◆ Description of the task ◆
Reproduce the following material exactly, including every line.

######

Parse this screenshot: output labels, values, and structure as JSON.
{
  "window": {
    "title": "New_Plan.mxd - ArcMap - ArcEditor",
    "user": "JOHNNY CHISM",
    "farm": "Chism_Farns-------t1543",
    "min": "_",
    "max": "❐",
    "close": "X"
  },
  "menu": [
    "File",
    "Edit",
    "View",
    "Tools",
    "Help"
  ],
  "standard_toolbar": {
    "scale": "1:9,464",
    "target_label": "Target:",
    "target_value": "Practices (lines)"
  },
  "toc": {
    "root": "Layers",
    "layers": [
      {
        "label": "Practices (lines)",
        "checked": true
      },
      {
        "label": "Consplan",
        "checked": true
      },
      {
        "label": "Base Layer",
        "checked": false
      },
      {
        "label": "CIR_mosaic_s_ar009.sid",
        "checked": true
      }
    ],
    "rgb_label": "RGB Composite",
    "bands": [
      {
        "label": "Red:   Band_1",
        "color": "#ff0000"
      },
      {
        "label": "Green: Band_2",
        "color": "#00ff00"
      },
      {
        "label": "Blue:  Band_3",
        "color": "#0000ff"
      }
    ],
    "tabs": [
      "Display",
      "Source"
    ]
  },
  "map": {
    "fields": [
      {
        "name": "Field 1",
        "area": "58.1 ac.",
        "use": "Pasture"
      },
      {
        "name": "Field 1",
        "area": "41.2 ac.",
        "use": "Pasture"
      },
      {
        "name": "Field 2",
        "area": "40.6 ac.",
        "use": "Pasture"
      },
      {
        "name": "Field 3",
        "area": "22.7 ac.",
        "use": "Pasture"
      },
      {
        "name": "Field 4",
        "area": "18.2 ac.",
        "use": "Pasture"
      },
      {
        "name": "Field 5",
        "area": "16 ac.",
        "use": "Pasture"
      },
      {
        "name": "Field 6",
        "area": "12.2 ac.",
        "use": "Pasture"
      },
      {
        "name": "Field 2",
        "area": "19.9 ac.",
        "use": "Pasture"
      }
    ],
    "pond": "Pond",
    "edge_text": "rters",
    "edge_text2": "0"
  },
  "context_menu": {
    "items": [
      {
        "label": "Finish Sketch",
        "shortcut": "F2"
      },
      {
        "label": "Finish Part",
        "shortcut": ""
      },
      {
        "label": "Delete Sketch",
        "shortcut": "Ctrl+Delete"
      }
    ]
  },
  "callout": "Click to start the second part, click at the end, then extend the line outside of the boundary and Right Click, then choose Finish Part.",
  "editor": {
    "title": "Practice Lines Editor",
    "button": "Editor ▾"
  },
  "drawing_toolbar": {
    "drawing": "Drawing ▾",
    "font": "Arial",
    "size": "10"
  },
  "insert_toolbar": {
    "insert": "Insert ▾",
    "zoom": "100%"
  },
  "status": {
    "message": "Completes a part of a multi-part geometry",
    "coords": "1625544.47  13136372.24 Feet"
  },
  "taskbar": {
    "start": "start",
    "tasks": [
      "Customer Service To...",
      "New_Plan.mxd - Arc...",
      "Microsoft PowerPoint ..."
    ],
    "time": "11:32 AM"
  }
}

######

◆ Written answer ◆
Parse this screenshot: output labels, values, and structure as JSON.
{
  "window": {
    "title": "New_Plan.mxd - ArcMap - ArcEditor",
    "user": "JOHNNY CHISM",
    "farm": "Chism_Farns-------t1543",
    "min": "_",
    "max": "❐",
    "close": "X"
  },
  "menu": [
    "File",
    "Edit",
    "View",
    "Tools",
    "Help"
  ],
  "standard_toolbar": {
    "scale": "1:9,464",
    "target_label": "Target:",
    "target_value": "Practices (lines)"
  },
  "toc": {
    "root": "Layers",
    "layers": [
      {
        "label": "Practices (lines)",
        "checked": true
      },
      {
        "label": "Consplan",
        "checked": true
      },
      {
        "label": "Base Layer",
        "checked": false
      },
      {
        "label": "CIR_mosaic_s_ar009.sid",
        "checked": true
      }
    ],
    "rgb_label": "RGB Composite",
    "bands": [
      {
        "label": "Red:   Band_1",
        "color": "#ff0000"
      },
      {
        "label": "Green: Band_2",
        "color": "#00ff00"
      },
      {
        "label": "Blue:  Band_3",
        "color": "#0000ff"
      }
    ],
    "tabs": [
      "Display",
      "Source"
    ]
  },
  "map": {
    "fields": [
      {
        "name": "Field 1",
        "area": "58.1 ac.",
        "use": "Pasture"
      },
      {
        "name": "Field 1",
        "area": "41.2 ac.",
        "use": "Pasture"
      },
      {
        "name": "Field 2",
        "area": "40.6 ac.",
        "use": "Pasture"
      },
      {
        "name": "Field 3",
        "area": "22.7 ac.",
        "use": "Pasture"
      },
      {
        "name": "Field 4",
        "area": "18.2 ac.",
        "use": "Pasture"
      },
      {
        "name": "Field 5",
        "area": "16 ac.",
        "use": "Pasture"
      },
      {
        "name": "Field 6",
        "area": "12.2 ac.",
        "use": "Pasture"
      },
      {
        "name": "Field 2",
        "area": "19.9 ac.",
        "use": "Pasture"
      }
    ],
    "pond": "Pond",
    "edge_text": "rters",
    "edge_text2": "0"
  },
  "context_menu": {
    "items": [
      {
        "label": "Finish Sketch",
        "shortcut": "F2"
      },
      {
        "label": "Finish Part",
        "shortcut": ""
      },
      {
        "label": "Delete Sketch",
        "shortcut": "Ctrl+Delete"
      }
    ]
  },
  "callout": "Click to start the second part, click at the end, then extend the line outside of the boundary and Right Click, then choose Finish Part.",
  "editor": {
    "title": "Practice Lines Editor",
    "button": "Editor ▾"
  },
  "drawing_toolbar": {
    "drawing": "Drawing ▾",
    "font": "Arial",
    "size": "10"
  },
  "insert_toolbar": {
    "insert": "Insert ▾",
    "zoom": "100%"
  },
  "status": {
    "message": "Completes a part of a multi-part geometry",
    "coords": "1625544.47  13136372.24 Feet"
  },
  "taskbar": {
    "start": "start",
    "tasks": [
      "Customer Service To...",
      "New_Plan.mxd - Arc...",
      "Microsoft PowerPoint ..."
    ],
    "time": "11:32 AM"
  }
}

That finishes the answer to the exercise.